WRITTEN PROBLEM —
Write out every single entry exactly.

▬▬▬

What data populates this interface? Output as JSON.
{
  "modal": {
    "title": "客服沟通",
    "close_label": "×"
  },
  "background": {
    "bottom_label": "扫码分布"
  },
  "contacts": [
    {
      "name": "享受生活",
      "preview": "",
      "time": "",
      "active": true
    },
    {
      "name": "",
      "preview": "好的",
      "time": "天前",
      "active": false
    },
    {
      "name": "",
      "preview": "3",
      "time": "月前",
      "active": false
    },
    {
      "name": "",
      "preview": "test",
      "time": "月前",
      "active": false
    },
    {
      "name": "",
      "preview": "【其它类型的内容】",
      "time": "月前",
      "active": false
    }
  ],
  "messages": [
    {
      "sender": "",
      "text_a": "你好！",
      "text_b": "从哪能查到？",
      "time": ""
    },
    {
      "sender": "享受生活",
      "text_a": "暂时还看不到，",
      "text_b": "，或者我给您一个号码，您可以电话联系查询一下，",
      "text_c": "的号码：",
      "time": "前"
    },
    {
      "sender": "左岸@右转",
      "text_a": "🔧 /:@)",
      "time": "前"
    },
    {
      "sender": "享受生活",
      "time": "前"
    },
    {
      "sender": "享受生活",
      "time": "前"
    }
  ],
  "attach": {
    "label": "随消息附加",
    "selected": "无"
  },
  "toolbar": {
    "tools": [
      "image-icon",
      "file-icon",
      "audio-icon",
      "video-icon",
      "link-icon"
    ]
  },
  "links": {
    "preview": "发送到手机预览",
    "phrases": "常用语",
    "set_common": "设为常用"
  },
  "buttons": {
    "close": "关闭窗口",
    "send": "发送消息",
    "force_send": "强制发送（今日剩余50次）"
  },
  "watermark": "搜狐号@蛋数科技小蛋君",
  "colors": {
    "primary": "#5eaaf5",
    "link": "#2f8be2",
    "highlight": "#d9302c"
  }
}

▬▬▬

RESULT BELOW —
What data populates this interface? Output as JSON.
{
  "modal": {
    "title": "客服沟通",
    "close_label": "×"
  },
  "background": {
    "bottom_label": "扫码分布"
  },
  "contacts": [
    {
      "name": "享受生活",
      "preview": "",
      "time": "",
      "active": true
    },
    {
      "name": "",
      "preview": "好的",
      "time": "天前",
      "active": false
    },
    {
      "name": "",
      "preview": "3",
      "time": "月前",
      "active": false
    },
    {
      "name": "",
      "preview": "test",
      "time": "月前",
      "active": false
    },
    {
      "name": "",
      "preview": "【其它类型的内容】",
      "time": "月前",
      "active": false
    }
  ],
  "messages": [
    {
      "sender": "",
      "text_a": "你好！",
      "text_b": "从哪能查到？",
      "time": ""
    },
    {
      "sender": "享受生活",
      "text_a": "暂时还看不到，",
      "text_b": "，或者我给您一个号码，您可以电话联系查询一下，",
      "text_c": "的号码：",
      "time": "前"
    },
    {
      "sender": "左岸@右转",
      "text_a": "🔧 /:@)",
      "time": "前"
    },
    {
      "sender": "享受生活",
      "time": "前"
    },
    {
      "sender": "享受生活",
      "time": "前"
    }
  ],
  "attach": {
    "label": "随消息附加",
    "selected": "无"
  },
  "toolbar": {
    "tools": [
      "image-icon",
      "file-icon",
      "audio-icon",
      "video-icon",
      "link-icon"
    ]
  },
  "links": {
    "preview": "发送到手机预览",
    "phrases": "常用语",
    "set_common": "设为常用"
  },
  "buttons": {
    "close": "关闭窗口",
    "send": "发送消息",
    "force_send": "强制发送（今日剩余50次）"
  },
  "watermark": "搜狐号@蛋数科技小蛋君",
  "colors": {
    "primary": "#5eaaf5",
    "link": "#2f8be2",
    "highlight": "#d9302c"
  }
}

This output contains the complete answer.